▶ Exercise directions
Look for "horiemon" in the listing below. Gather each line that contains it.
Provided material start
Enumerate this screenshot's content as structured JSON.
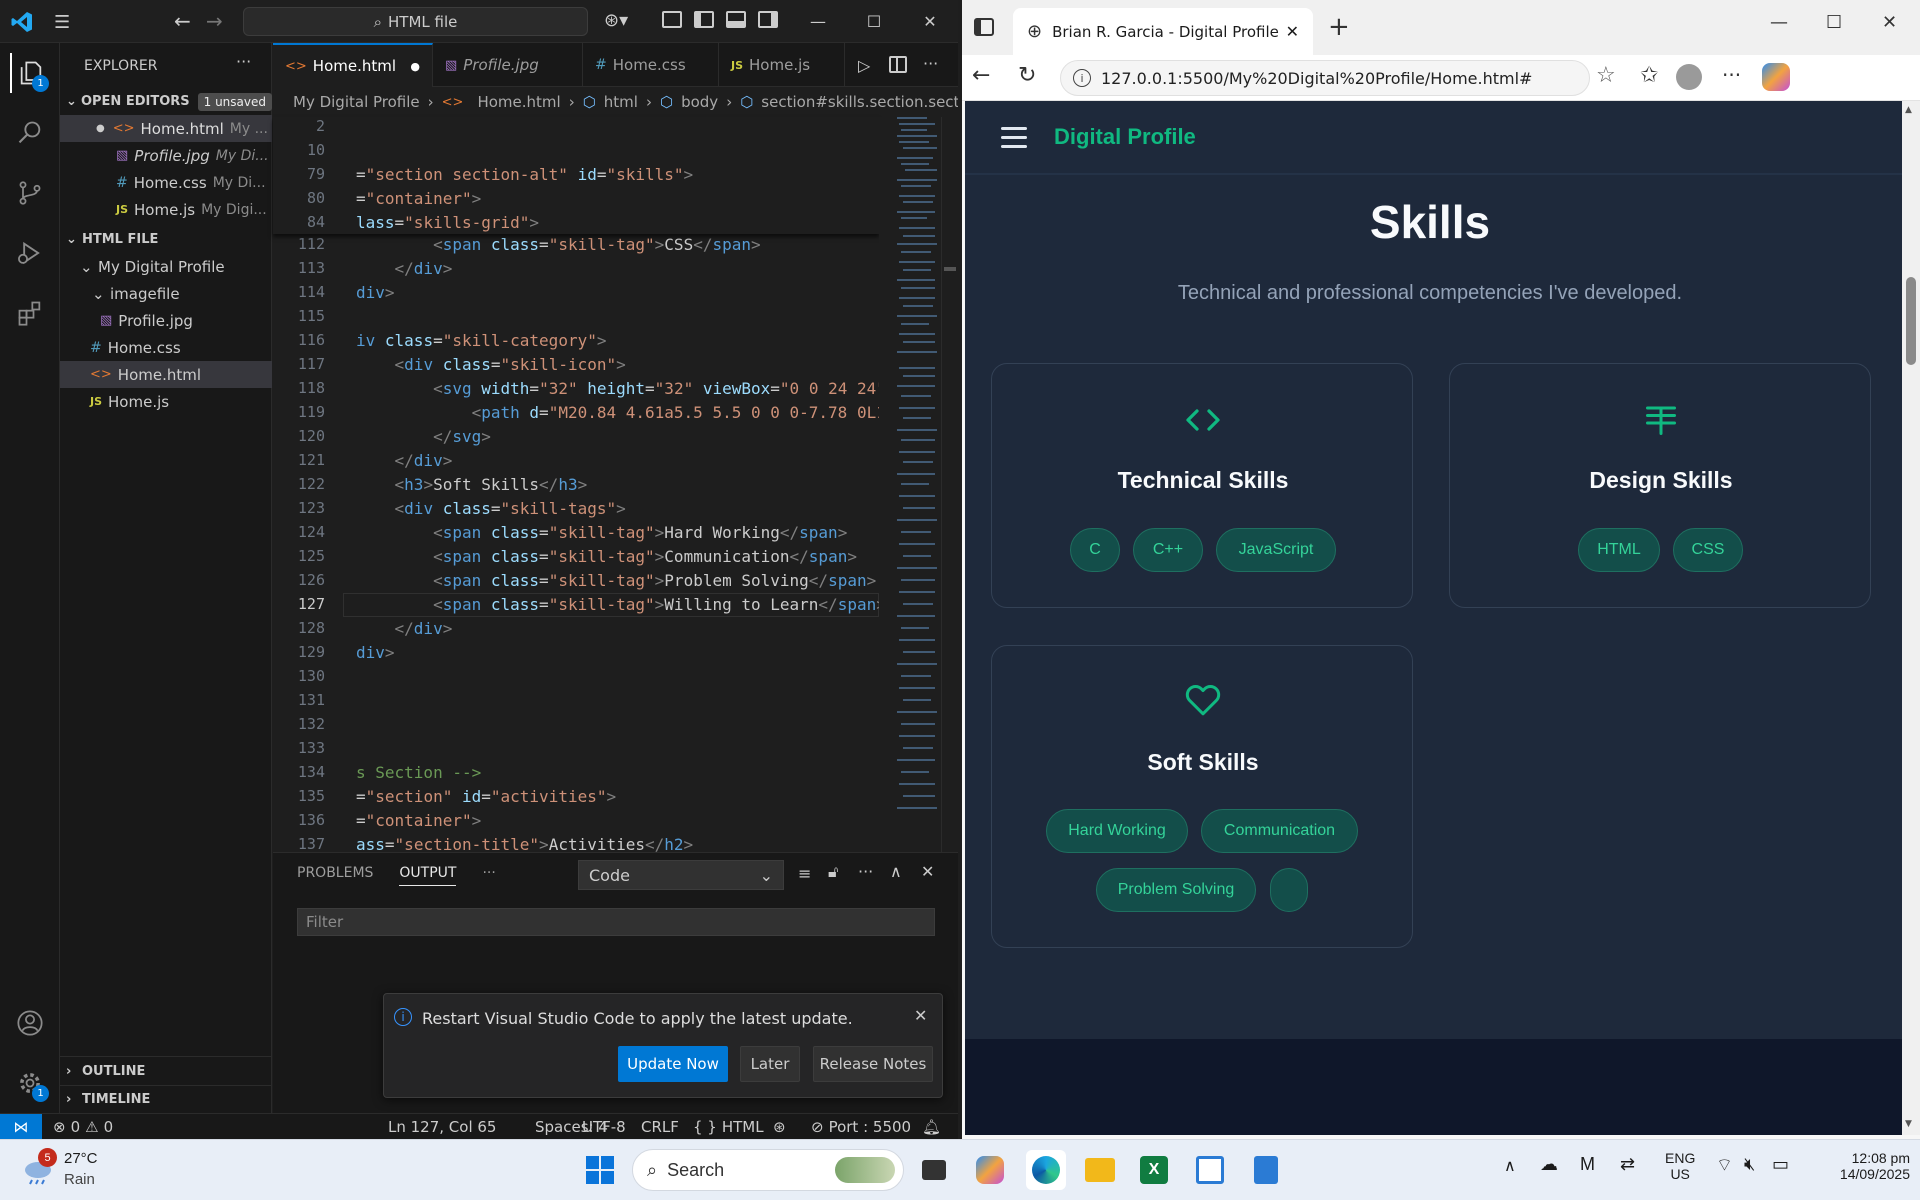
{
  "vscode": {
    "search": "HTML file",
    "activity_badges": {
      "explorer": "1",
      "settings": "1"
    },
    "sidebar": {
      "title": "EXPLORER",
      "open_editors": {
        "label": "OPEN EDITORS",
        "badge": "1 unsaved",
        "items": [
          {
            "name": "Home.html",
            "path": "My ..."
          },
          {
            "name": "Profile.jpg",
            "path": "My Di..."
          },
          {
            "name": "Home.css",
            "path": "My Di..."
          },
          {
            "name": "Home.js",
            "path": "My Digi..."
          }
        ]
      },
      "workspace": {
        "label": "HTML FILE",
        "folder": "My Digital Profile",
        "subfolder": "imagefile",
        "files": [
          "Profile.jpg",
          "Home.css",
          "Home.html",
          "Home.js"
        ]
      },
      "outline": "OUTLINE",
      "timeline": "TIMELINE"
    },
    "tabs": [
      "Home.html",
      "Profile.jpg",
      "Home.css",
      "Home.js"
    ],
    "breadcrumbs": [
      "My Digital Profile",
      "Home.html",
      "html",
      "body",
      "section#skills.section.section-a"
    ],
    "sticky_numbers": [
      "2",
      "10",
      "79",
      "80",
      "84"
    ],
    "line_numbers": [
      "112",
      "113",
      "114",
      "115",
      "116",
      "117",
      "118",
      "119",
      "120",
      "121",
      "122",
      "123",
      "124",
      "125",
      "126",
      "127",
      "128",
      "129",
      "130",
      "131",
      "132",
      "133",
      "134",
      "135",
      "136",
      "137"
    ],
    "current_line": "127",
    "panel": {
      "tabs": [
        "PROBLEMS",
        "OUTPUT"
      ],
      "dropdown": "Code",
      "filter_placeholder": "Filter"
    },
    "notification": {
      "message": "Restart Visual Studio Code to apply the latest update.",
      "buttons": [
        "Update Now",
        "Later",
        "Release Notes"
      ]
    },
    "status": {
      "errors": "0",
      "warnings": "0",
      "position": "Ln 127, Col 65",
      "spaces": "Spaces: 4",
      "encoding": "UTF-8",
      "eol": "CRLF",
      "language": "HTML",
      "port": "Port : 5500"
    }
  },
  "browser": {
    "tab_title": "Brian R. Garcia - Digital Profile",
    "url": "127.0.0.1:5500/My%20Digital%20Profile/Home.html#",
    "page": {
      "brand": "Digital Profile",
      "title": "Skills",
      "subtitle": "Technical and professional competencies I've developed.",
      "cards": [
        {
          "title": "Technical Skills",
          "icon": "code-icon",
          "tags": [
            "C",
            "C++",
            "JavaScript"
          ]
        },
        {
          "title": "Design Skills",
          "icon": "text-align-icon",
          "tags": [
            "HTML",
            "CSS"
          ]
        },
        {
          "title": "Soft Skills",
          "icon": "heart-icon",
          "tags": [
            "Hard Working",
            "Communication",
            "Problem Solving",
            ""
          ]
        }
      ]
    }
  },
  "taskbar": {
    "weather": {
      "temp": "27°C",
      "condition": "Rain",
      "badge": "5"
    },
    "search": "Search",
    "lang": {
      "line1": "ENG",
      "line2": "US"
    },
    "time": "12:08 pm",
    "date": "14/09/2025"
  }
}
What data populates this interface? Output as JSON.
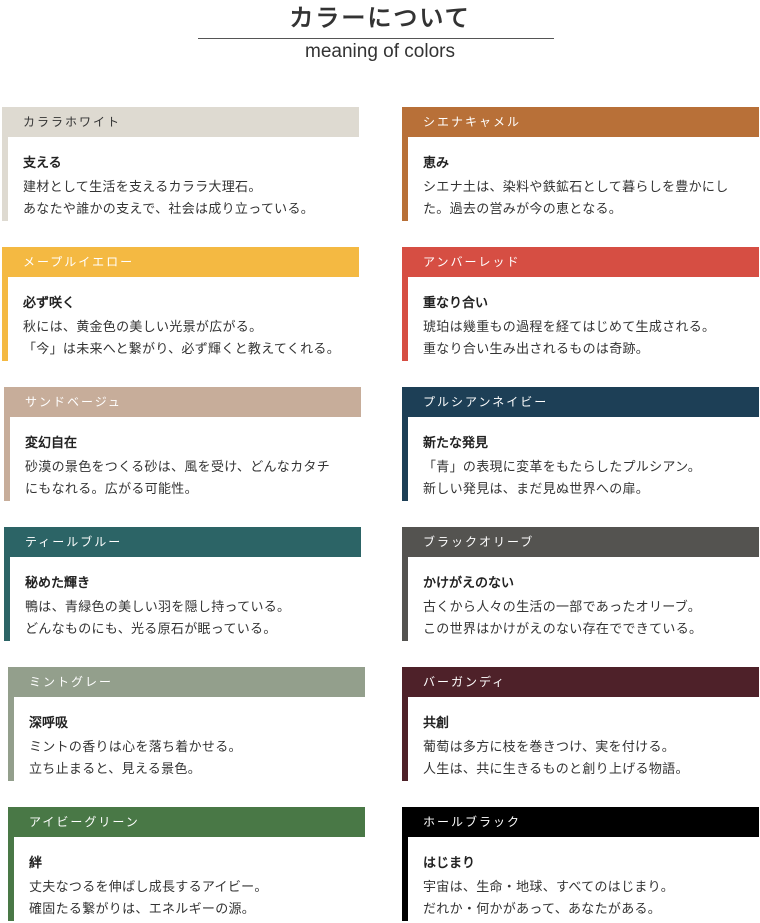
{
  "header": {
    "title": "カラーについて",
    "subtitle": "meaning of colors"
  },
  "colors": [
    {
      "name": "カララホワイト",
      "color": "#dedad1",
      "text_dark": true,
      "heading": "支える",
      "line1": "建材として生活を支えるカララ大理石。",
      "line2": "あなたや誰かの支えで、社会は成り立っている。"
    },
    {
      "name": "シエナキャメル",
      "color": "#b87038",
      "heading": "恵み",
      "line1": "シエナ土は、染料や鉄鉱石として暮らしを豊かにし",
      "line2": "た。過去の営みが今の恵となる。"
    },
    {
      "name": "メープルイエロー",
      "color": "#f4b942",
      "heading": "必ず咲く",
      "line1": "秋には、黄金色の美しい光景が広がる。",
      "line2": "「今」は未来へと繋がり、必ず輝くと教えてくれる。"
    },
    {
      "name": "アンバーレッド",
      "color": "#d64e43",
      "heading": "重なり合い",
      "line1": "琥珀は幾重もの過程を経てはじめて生成される。",
      "line2": "重なり合い生み出されるものは奇跡。"
    },
    {
      "name": "サンドベージュ",
      "color": "#c7ad9a",
      "heading": "変幻自在",
      "line1": "砂漠の景色をつくる砂は、風を受け、どんなカタチ",
      "line2": "にもなれる。広がる可能性。"
    },
    {
      "name": "プルシアンネイビー",
      "color": "#1d3f56",
      "heading": "新たな発見",
      "line1": "「青」の表現に変革をもたらしたプルシアン。",
      "line2": "新しい発見は、まだ見ぬ世界への扉。"
    },
    {
      "name": "ティールブルー",
      "color": "#2c6466",
      "heading": "秘めた輝き",
      "line1": "鴨は、青緑色の美しい羽を隠し持っている。",
      "line2": "どんなものにも、光る原石が眠っている。"
    },
    {
      "name": "ブラックオリーブ",
      "color": "#545350",
      "heading": "かけがえのない",
      "line1": "古くから人々の生活の一部であったオリーブ。",
      "line2": "この世界はかけがえのない存在でできている。"
    },
    {
      "name": "ミントグレー",
      "color": "#939f8c",
      "heading": "深呼吸",
      "line1": "ミントの香りは心を落ち着かせる。",
      "line2": "立ち止まると、見える景色。"
    },
    {
      "name": "バーガンディ",
      "color": "#4e2129",
      "heading": "共創",
      "line1": "葡萄は多方に枝を巻きつけ、実を付ける。",
      "line2": "人生は、共に生きるものと創り上げる物語。"
    },
    {
      "name": "アイビーグリーン",
      "color": "#497846",
      "heading": "絆",
      "line1": "丈夫なつるを伸ばし成長するアイビー。",
      "line2": "確固たる繋がりは、エネルギーの源。"
    },
    {
      "name": "ホールブラック",
      "color": "#000000",
      "heading": "はじまり",
      "line1": "宇宙は、生命・地球、すべてのはじまり。",
      "line2": "だれか・何かがあって、あなたがある。"
    }
  ]
}
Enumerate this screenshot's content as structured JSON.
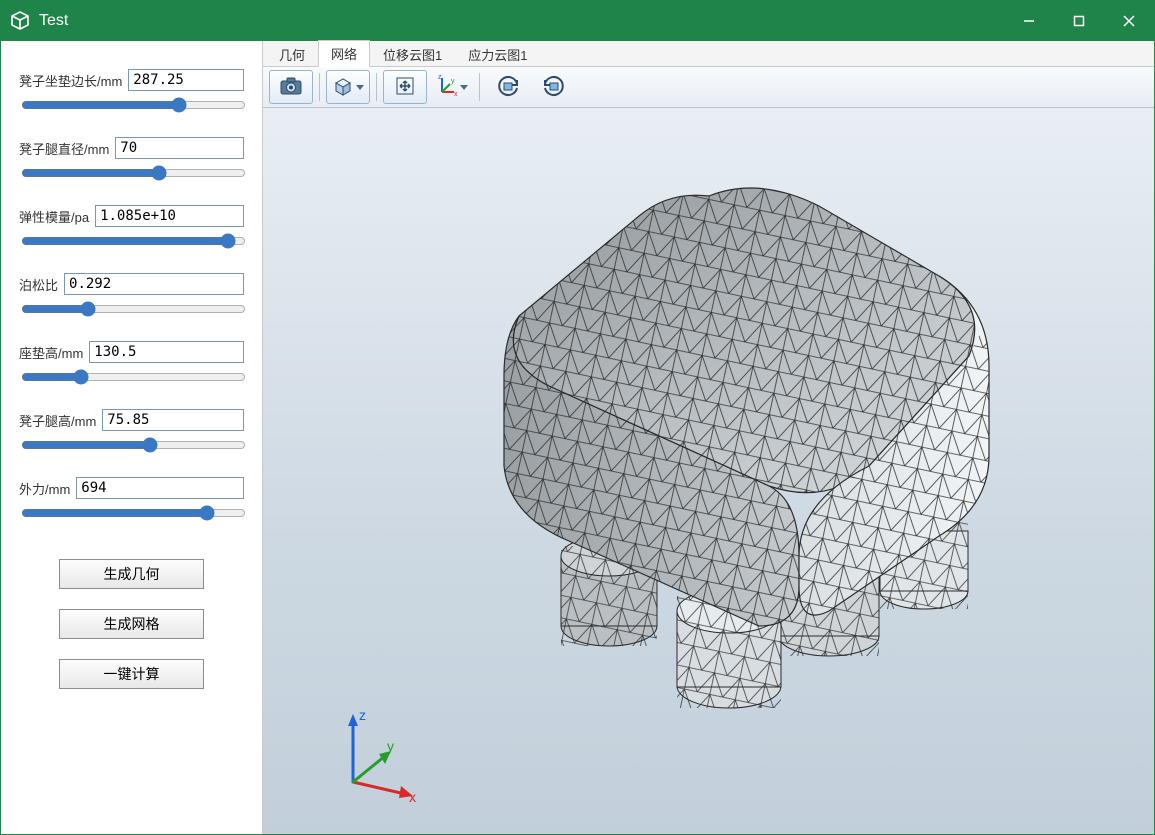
{
  "window": {
    "title": "Test"
  },
  "window_controls": {
    "minimize": "minimize",
    "maximize": "maximize",
    "close": "close"
  },
  "tabs": [
    {
      "label": "几何",
      "active": false
    },
    {
      "label": "网络",
      "active": true
    },
    {
      "label": "位移云图1",
      "active": false
    },
    {
      "label": "应力云图1",
      "active": false
    }
  ],
  "toolbar": {
    "screenshot": "screenshot",
    "view_cube": "view-cube",
    "fit_view": "fit-view",
    "axis_widget": "axis-triad",
    "rotate_ccw": "rotate-ccw",
    "rotate_cw": "rotate-cw"
  },
  "sidebar": {
    "params": [
      {
        "key": "seat_edge",
        "label": "凳子坐垫边长/mm",
        "value": "287.25",
        "slider_pct": 72
      },
      {
        "key": "leg_diameter",
        "label": "凳子腿直径/mm",
        "value": "70",
        "slider_pct": 62
      },
      {
        "key": "elastic_modulus",
        "label": "弹性模量/pa",
        "value": "1.085e+10",
        "slider_pct": 95
      },
      {
        "key": "poisson_ratio",
        "label": "泊松比",
        "value": "0.292",
        "slider_pct": 28
      },
      {
        "key": "seat_height",
        "label": "座垫高/mm",
        "value": "130.5",
        "slider_pct": 25
      },
      {
        "key": "leg_height",
        "label": "凳子腿高/mm",
        "value": "75.85",
        "slider_pct": 58
      },
      {
        "key": "force",
        "label": "外力/mm",
        "value": "694",
        "slider_pct": 85
      }
    ],
    "buttons": {
      "generate_geometry": "生成几何",
      "generate_mesh": "生成网格",
      "compute": "一键计算"
    }
  },
  "viewport": {
    "triad_labels": {
      "x": "x",
      "y": "y",
      "z": "z"
    },
    "mesh_description": "3D triangulated surface mesh of a rounded square stool with four cylindrical legs"
  }
}
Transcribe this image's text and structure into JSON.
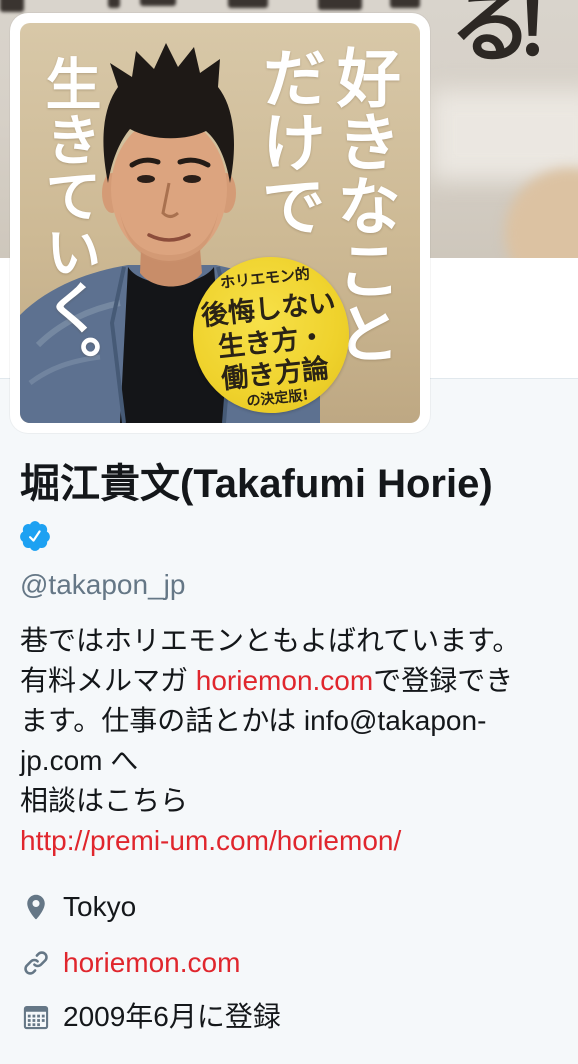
{
  "banner": {
    "text": "る！"
  },
  "avatar": {
    "title": [
      "好きなこと",
      "だけで",
      "生きていく。"
    ],
    "badge": {
      "top": "ホリエモン的",
      "lines": [
        "後悔しない",
        "生き方・",
        "働き方論"
      ],
      "bottom": "の決定版!"
    }
  },
  "profile": {
    "name": "堀江貴文(Takafumi Horie)",
    "handle": "@takapon_jp",
    "bio": {
      "line1": "巷ではホリエモンともよばれています。",
      "line2_text": "有料メルマガ ",
      "line2_link": "horiemon.com",
      "line2_rest": "で登録でき",
      "line3": "ます。仕事の話とかは info@takapon-",
      "line4": "jp.com へ",
      "line5": "相談はこちら",
      "line6_link": "http://premi-um.com/horiemon/"
    },
    "location": "Tokyo",
    "website": "horiemon.com",
    "joined": "2009年6月に登録"
  },
  "icons": {
    "verified": "verified-badge-icon",
    "location": "location-pin-icon",
    "website": "link-icon",
    "joined": "calendar-icon"
  },
  "colors": {
    "link": "#e0262d",
    "verified": "#1da1f2",
    "text": "#14171a",
    "secondary_text": "#657786",
    "page_background": "#f5f8fa"
  }
}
Provided material end
▶ Right answer
      "line2_link": "horiemon.com",
      "line6_link": "http://premi-um.com/horiemon/"
    "website": "horiemon.com",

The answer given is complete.